What you need to do – Present every line in which the string "name" appears.

Supplied entries –

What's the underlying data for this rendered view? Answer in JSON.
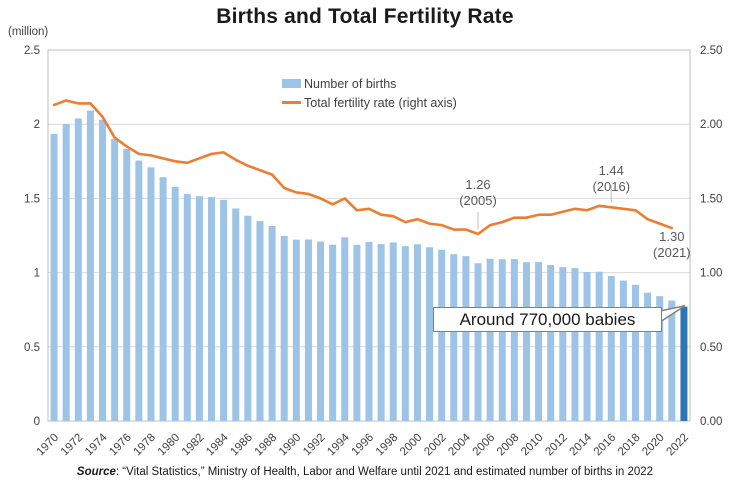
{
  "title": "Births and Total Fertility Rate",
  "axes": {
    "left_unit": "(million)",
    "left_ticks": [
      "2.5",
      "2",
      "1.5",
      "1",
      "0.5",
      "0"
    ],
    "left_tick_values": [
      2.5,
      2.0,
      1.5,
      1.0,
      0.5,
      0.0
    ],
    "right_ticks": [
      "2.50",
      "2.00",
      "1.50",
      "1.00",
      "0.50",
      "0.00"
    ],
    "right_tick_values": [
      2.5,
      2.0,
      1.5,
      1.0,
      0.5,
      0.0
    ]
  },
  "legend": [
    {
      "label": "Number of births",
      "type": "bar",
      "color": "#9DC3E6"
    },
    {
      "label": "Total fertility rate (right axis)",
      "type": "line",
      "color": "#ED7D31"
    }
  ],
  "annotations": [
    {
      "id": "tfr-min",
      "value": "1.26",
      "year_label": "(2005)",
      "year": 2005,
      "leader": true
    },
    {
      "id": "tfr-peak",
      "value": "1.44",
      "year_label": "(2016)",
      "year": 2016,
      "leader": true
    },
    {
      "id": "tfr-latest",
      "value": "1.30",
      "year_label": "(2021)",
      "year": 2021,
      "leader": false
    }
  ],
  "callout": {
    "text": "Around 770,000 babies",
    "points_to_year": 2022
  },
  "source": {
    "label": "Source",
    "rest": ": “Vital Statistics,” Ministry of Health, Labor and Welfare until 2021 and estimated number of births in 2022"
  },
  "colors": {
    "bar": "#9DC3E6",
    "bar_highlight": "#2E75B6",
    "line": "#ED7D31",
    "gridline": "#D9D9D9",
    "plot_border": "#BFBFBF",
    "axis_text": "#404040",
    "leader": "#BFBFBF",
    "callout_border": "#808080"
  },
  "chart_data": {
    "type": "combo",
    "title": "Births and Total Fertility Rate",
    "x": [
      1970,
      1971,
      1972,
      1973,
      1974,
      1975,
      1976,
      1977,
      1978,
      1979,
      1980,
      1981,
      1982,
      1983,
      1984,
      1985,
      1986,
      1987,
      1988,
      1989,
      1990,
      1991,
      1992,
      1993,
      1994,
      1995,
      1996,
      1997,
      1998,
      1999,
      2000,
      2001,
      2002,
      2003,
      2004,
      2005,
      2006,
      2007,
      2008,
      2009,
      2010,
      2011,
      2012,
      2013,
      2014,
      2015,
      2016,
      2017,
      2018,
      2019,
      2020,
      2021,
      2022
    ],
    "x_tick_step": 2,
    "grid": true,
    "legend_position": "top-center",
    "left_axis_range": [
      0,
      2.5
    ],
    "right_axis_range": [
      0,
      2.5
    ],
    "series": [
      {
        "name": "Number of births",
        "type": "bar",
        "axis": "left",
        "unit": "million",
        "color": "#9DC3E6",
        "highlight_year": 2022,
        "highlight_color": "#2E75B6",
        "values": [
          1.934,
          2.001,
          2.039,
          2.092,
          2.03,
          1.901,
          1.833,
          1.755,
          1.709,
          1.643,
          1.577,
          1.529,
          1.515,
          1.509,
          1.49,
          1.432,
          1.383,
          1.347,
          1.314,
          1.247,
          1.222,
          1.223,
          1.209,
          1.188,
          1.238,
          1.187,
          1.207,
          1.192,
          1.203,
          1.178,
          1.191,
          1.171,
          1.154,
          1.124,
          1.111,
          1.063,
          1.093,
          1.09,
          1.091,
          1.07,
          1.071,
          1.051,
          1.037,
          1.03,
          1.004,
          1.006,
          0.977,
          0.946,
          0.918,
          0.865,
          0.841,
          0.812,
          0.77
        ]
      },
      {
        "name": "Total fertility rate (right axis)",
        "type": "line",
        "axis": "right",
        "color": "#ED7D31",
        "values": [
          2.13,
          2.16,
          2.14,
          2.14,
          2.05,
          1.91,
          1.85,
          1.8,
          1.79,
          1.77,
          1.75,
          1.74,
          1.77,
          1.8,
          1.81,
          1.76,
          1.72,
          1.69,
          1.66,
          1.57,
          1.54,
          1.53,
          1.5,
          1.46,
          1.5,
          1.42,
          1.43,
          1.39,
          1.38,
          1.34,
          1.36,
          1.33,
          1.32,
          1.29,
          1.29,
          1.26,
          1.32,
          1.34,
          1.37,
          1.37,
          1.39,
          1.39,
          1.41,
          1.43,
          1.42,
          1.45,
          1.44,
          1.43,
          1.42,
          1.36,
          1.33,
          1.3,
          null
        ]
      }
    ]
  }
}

---

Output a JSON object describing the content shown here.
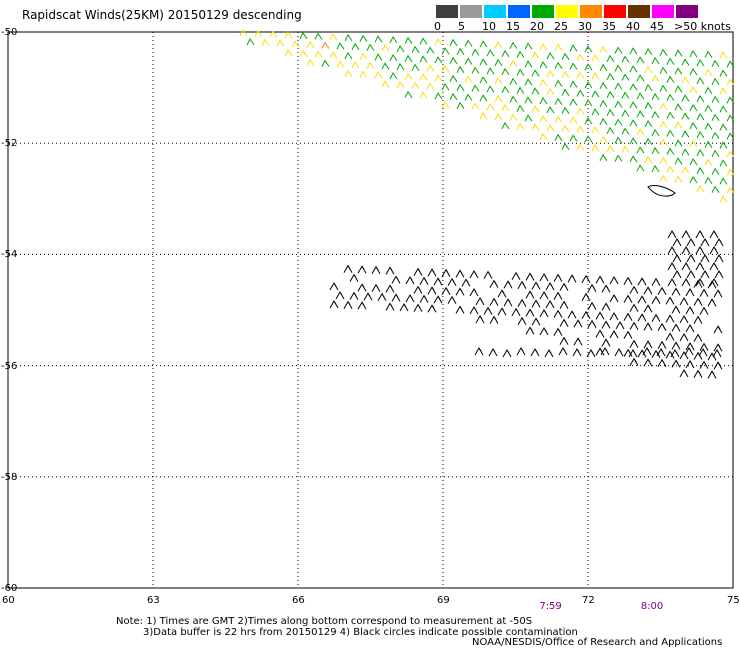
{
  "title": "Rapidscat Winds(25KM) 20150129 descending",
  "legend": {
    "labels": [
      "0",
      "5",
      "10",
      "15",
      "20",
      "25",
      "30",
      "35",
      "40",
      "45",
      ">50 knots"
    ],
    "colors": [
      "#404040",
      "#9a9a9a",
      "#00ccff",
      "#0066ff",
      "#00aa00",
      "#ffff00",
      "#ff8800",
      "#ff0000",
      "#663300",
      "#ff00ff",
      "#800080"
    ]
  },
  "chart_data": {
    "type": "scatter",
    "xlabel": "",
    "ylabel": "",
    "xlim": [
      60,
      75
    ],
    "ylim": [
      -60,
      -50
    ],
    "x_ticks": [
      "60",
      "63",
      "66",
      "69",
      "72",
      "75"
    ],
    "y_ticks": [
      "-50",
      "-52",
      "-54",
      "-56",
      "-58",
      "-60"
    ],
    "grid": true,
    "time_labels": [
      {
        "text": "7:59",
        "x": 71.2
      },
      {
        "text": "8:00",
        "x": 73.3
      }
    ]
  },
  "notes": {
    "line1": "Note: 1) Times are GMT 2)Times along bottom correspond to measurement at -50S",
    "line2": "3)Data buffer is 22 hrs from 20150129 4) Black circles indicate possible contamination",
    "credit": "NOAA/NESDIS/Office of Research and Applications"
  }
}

* * *

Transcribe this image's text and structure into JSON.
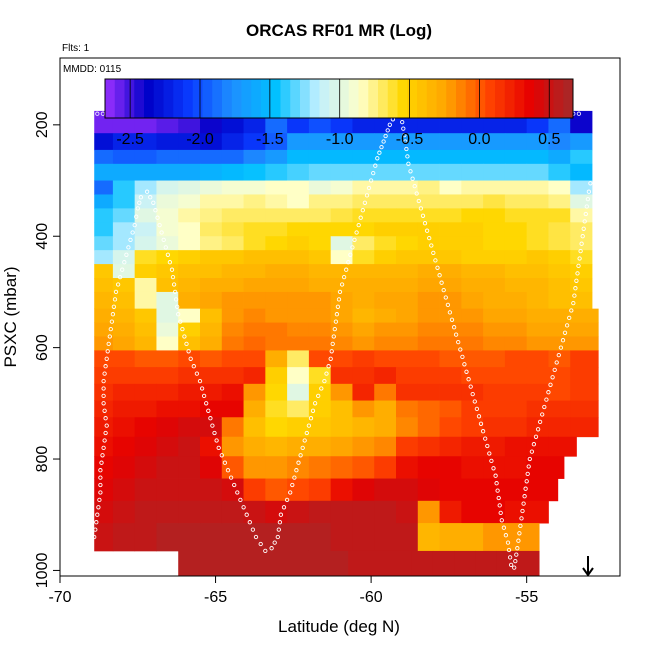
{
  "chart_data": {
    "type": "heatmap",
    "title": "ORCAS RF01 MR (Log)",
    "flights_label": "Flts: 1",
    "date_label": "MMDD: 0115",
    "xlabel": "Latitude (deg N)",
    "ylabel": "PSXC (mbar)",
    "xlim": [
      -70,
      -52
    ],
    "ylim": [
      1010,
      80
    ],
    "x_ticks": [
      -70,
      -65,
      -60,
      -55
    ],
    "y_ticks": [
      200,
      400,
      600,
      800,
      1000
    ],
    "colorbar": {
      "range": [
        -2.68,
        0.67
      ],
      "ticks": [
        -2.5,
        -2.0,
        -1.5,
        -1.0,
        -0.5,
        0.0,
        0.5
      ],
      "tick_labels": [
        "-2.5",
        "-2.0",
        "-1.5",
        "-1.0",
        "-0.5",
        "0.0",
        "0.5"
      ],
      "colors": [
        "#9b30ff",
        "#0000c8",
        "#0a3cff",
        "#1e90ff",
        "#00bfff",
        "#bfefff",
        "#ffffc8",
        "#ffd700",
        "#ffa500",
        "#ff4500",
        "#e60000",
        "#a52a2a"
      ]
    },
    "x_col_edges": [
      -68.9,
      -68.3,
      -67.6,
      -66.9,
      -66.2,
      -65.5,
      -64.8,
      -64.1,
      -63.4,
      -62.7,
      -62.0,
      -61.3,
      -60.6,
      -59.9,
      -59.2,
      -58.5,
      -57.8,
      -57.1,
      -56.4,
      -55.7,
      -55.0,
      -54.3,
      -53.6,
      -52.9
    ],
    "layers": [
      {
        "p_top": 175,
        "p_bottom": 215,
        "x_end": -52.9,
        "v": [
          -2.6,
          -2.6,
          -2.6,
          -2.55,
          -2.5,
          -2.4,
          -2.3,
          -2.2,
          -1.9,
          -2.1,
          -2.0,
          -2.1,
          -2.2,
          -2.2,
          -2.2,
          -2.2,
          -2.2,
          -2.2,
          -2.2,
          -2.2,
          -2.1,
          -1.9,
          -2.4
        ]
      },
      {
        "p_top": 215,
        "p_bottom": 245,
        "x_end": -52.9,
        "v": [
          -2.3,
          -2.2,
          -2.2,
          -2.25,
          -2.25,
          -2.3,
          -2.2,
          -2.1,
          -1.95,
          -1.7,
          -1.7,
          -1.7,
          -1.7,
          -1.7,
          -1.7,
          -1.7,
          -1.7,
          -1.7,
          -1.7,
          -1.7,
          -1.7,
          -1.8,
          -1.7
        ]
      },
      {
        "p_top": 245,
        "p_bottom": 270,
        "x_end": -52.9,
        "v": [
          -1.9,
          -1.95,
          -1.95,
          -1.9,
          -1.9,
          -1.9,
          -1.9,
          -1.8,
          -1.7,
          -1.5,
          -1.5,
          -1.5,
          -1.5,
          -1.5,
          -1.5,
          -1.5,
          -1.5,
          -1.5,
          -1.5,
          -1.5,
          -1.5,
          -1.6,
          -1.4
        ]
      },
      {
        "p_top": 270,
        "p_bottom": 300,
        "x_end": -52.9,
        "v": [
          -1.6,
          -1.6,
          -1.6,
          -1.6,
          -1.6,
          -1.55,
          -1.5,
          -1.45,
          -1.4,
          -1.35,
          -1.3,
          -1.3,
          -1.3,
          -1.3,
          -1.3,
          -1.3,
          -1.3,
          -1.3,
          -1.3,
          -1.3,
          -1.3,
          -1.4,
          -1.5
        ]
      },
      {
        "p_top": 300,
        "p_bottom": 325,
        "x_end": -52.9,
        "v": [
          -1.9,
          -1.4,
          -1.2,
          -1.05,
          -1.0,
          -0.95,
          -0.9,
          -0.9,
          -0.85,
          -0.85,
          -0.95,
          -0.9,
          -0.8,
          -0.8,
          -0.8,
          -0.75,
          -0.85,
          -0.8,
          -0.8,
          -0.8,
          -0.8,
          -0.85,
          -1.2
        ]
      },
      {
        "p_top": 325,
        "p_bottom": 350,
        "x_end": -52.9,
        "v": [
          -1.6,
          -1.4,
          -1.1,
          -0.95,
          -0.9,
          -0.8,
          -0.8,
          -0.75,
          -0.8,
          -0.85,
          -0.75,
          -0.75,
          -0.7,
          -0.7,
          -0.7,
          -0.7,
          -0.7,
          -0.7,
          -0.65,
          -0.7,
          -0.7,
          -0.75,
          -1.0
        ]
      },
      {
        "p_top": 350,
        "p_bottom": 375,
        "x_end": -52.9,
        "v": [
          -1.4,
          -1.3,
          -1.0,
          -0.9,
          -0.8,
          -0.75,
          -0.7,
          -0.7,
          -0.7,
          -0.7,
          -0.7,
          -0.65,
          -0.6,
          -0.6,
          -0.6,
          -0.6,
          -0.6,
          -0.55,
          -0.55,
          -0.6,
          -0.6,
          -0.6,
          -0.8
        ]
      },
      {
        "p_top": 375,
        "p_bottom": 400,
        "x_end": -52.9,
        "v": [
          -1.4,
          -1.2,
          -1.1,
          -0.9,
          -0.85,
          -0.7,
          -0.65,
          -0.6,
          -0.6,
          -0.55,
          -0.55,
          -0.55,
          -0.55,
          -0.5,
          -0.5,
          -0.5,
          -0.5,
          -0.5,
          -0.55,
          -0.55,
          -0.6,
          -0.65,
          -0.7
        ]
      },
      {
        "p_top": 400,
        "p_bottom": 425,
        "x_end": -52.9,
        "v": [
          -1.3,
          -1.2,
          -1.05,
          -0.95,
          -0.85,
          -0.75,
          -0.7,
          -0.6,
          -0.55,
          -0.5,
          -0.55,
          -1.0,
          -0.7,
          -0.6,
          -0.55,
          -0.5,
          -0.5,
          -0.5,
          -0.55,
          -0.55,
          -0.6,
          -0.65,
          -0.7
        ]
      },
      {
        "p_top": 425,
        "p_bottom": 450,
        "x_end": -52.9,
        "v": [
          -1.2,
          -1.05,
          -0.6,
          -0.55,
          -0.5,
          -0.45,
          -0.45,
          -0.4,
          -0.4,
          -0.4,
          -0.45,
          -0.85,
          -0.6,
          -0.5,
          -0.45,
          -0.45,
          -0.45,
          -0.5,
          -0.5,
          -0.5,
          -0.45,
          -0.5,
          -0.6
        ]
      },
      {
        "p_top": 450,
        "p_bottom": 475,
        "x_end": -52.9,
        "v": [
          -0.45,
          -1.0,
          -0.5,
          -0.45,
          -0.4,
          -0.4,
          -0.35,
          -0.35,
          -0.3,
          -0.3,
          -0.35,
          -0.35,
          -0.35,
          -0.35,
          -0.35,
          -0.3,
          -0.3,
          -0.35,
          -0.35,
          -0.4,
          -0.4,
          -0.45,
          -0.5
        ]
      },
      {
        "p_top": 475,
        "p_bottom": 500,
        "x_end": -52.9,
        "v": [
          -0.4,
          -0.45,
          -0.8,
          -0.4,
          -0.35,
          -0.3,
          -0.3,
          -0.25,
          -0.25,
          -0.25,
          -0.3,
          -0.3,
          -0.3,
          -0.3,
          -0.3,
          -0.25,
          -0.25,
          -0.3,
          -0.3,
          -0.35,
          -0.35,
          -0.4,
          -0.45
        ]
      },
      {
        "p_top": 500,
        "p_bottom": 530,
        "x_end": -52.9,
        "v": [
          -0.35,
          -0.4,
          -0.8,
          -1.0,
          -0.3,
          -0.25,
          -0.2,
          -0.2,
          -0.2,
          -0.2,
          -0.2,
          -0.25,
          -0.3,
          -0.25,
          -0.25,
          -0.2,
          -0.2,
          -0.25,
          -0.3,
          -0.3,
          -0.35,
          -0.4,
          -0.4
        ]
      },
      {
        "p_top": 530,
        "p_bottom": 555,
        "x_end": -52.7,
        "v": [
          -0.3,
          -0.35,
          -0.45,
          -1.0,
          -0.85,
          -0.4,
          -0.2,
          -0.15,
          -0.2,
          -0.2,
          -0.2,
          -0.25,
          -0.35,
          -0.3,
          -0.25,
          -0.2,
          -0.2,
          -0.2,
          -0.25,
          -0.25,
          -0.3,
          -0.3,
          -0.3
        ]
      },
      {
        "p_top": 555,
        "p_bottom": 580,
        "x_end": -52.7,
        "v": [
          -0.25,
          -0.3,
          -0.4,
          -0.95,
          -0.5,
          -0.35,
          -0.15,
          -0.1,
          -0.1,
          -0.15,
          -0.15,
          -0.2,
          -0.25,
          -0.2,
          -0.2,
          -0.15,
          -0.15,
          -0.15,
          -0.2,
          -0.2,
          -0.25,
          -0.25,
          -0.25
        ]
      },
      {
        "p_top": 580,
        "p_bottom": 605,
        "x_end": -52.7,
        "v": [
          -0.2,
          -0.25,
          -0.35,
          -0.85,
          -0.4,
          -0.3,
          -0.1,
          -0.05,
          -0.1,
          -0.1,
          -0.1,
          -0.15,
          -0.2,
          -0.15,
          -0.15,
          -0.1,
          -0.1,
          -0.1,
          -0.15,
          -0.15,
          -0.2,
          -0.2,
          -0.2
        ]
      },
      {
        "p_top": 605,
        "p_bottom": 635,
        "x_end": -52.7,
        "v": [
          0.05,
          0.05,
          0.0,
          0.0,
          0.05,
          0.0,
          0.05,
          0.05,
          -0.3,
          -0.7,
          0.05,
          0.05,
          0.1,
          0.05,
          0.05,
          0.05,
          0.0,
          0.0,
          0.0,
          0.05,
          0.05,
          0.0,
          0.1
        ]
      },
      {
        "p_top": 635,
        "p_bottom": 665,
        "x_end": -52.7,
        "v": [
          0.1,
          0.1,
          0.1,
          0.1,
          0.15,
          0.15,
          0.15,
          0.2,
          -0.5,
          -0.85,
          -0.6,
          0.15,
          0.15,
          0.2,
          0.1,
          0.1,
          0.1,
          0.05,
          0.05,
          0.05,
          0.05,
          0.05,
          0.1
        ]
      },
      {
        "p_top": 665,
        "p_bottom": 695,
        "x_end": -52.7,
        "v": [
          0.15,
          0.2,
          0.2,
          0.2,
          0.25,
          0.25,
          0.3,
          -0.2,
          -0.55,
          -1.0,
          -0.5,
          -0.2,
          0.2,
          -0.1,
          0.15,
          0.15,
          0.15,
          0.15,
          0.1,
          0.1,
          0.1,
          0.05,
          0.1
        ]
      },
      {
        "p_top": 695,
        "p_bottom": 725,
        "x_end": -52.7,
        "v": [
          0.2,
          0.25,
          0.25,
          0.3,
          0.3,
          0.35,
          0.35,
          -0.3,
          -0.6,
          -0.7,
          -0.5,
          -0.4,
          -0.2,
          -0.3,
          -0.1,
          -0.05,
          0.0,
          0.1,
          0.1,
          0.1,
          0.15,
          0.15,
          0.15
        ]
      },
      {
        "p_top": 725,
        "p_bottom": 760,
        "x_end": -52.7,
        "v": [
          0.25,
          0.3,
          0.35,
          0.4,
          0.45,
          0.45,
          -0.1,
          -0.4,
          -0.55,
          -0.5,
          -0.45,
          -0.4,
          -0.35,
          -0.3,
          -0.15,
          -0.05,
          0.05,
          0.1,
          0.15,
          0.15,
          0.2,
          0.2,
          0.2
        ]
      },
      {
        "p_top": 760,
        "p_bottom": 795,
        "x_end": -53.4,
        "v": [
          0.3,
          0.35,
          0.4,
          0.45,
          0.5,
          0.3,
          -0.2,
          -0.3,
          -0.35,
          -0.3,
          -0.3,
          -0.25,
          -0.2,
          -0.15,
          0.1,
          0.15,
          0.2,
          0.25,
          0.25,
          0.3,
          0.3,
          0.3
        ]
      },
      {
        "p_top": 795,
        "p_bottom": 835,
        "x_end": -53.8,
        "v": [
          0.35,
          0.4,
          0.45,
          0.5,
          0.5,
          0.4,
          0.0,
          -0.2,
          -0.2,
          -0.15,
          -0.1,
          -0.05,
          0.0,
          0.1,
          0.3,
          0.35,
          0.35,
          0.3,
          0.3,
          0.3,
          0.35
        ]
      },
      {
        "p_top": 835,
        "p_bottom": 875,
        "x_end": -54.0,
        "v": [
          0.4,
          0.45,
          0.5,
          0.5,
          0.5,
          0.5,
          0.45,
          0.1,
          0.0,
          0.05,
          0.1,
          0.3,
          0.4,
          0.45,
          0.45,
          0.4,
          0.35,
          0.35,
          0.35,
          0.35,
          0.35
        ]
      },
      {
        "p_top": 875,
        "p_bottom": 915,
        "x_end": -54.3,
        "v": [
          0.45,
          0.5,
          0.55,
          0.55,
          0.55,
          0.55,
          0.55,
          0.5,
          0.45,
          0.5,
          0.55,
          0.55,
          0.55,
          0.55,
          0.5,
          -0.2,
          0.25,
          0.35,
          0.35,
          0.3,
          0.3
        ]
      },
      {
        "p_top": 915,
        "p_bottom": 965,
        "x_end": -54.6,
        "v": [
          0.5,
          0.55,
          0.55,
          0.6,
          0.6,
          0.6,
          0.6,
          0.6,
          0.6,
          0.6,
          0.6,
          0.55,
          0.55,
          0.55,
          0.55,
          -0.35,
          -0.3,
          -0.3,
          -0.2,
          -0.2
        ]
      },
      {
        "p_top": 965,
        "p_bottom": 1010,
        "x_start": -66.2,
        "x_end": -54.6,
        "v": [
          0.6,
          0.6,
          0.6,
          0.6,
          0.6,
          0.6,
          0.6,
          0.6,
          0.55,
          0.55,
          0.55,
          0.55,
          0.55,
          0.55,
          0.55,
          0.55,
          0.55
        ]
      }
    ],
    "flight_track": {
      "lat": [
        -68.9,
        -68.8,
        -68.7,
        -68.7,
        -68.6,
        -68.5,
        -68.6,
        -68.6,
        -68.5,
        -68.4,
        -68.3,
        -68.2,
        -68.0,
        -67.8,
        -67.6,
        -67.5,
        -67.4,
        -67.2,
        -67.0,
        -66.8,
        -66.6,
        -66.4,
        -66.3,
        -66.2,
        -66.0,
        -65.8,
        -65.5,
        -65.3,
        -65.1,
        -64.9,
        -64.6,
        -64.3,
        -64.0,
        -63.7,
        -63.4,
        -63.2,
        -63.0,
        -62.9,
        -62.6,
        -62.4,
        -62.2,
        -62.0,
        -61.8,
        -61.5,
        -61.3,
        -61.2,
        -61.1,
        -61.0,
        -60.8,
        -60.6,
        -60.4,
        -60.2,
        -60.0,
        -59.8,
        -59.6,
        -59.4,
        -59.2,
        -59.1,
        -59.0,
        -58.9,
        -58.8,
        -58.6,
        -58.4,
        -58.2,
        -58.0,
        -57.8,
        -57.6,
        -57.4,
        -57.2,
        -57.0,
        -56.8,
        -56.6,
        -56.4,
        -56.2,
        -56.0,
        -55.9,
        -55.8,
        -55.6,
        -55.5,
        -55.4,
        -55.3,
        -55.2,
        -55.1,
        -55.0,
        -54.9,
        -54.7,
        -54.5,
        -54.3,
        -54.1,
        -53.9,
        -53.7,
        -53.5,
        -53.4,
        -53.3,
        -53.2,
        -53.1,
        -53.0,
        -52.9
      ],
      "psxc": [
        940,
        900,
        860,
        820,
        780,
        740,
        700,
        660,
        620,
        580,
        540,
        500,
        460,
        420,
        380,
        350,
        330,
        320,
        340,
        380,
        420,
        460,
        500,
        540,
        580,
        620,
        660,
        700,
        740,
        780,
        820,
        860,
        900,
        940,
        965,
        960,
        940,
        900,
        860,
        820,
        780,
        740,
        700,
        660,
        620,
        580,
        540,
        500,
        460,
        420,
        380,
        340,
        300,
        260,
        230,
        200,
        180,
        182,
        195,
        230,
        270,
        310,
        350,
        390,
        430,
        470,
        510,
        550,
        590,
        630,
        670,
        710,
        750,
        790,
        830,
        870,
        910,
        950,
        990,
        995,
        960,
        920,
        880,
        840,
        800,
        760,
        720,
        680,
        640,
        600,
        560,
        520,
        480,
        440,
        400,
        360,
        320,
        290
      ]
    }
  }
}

Answer to this exercise –
        "name": "Number of births",
        "name": "Total fertility rate (right axis)",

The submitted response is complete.